### Stated exercise
Would you set down every entry shown below, precisely as written?
======== Task data
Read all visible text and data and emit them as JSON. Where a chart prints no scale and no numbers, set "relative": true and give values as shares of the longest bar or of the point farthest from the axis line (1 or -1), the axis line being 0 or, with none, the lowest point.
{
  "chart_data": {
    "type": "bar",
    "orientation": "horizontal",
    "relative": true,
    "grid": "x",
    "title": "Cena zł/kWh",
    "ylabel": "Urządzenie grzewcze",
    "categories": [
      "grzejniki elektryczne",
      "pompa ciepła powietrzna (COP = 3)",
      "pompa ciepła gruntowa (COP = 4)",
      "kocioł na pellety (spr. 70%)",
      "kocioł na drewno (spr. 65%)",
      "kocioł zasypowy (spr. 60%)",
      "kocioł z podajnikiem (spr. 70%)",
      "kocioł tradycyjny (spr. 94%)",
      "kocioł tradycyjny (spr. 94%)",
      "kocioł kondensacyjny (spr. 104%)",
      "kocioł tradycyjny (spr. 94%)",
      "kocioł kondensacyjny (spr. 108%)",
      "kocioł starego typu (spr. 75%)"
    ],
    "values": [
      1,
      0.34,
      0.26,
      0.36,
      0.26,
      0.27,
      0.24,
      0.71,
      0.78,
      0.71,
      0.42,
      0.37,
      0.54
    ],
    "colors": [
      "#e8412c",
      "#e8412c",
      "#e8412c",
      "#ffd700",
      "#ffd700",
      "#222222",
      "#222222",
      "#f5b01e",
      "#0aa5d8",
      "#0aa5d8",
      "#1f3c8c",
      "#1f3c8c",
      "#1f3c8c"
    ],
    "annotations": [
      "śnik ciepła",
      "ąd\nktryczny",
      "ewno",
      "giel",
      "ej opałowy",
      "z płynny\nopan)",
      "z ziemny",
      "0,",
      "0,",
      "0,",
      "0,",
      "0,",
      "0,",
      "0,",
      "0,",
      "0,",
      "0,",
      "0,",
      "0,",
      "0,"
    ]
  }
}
================
### Task solution
Read all visible text and data and emit them as JSON. Where a chart prints no scale and no numbers, set "relative": true and give values as shares of the longest bar or of the point farthest from the axis line (1 or -1), the axis line being 0 or, with none, the lowest point.
{
  "chart_data": {
    "type": "bar",
    "orientation": "horizontal",
    "relative": true,
    "grid": "x",
    "title": "Cena zł/kWh",
    "ylabel": "Urządzenie grzewcze",
    "categories": [
      "grzejniki elektryczne",
      "pompa ciepła powietrzna (COP = 3)",
      "pompa ciepła gruntowa (COP = 4)",
      "kocioł na pellety (spr. 70%)",
      "kocioł na drewno (spr. 65%)",
      "kocioł zasypowy (spr. 60%)",
      "kocioł z podajnikiem (spr. 70%)",
      "kocioł tradycyjny (spr. 94%)",
      "kocioł tradycyjny (spr. 94%)",
      "kocioł kondensacyjny (spr. 104%)",
      "kocioł tradycyjny (spr. 94%)",
      "kocioł kondensacyjny (spr. 108%)",
      "kocioł starego typu (spr. 75%)"
    ],
    "values": [
      1,
      0.34,
      0.26,
      0.36,
      0.26,
      0.27,
      0.24,
      0.71,
      0.78,
      0.71,
      0.42,
      0.37,
      0.54
    ],
    "colors": [
      "#e8412c",
      "#e8412c",
      "#e8412c",
      "#ffd700",
      "#ffd700",
      "#222222",
      "#222222",
      "#f5b01e",
      "#0aa5d8",
      "#0aa5d8",
      "#1f3c8c",
      "#1f3c8c",
      "#1f3c8c"
    ],
    "annotations": [
      "śnik ciepła",
      "ąd\nktryczny",
      "ewno",
      "giel",
      "ej opałowy",
      "z płynny\nopan)",
      "z ziemny",
      "0,",
      "0,",
      "0,",
      "0,",
      "0,",
      "0,",
      "0,",
      "0,",
      "0,",
      "0,",
      "0,",
      "0,",
      "0,"
    ]
  }
}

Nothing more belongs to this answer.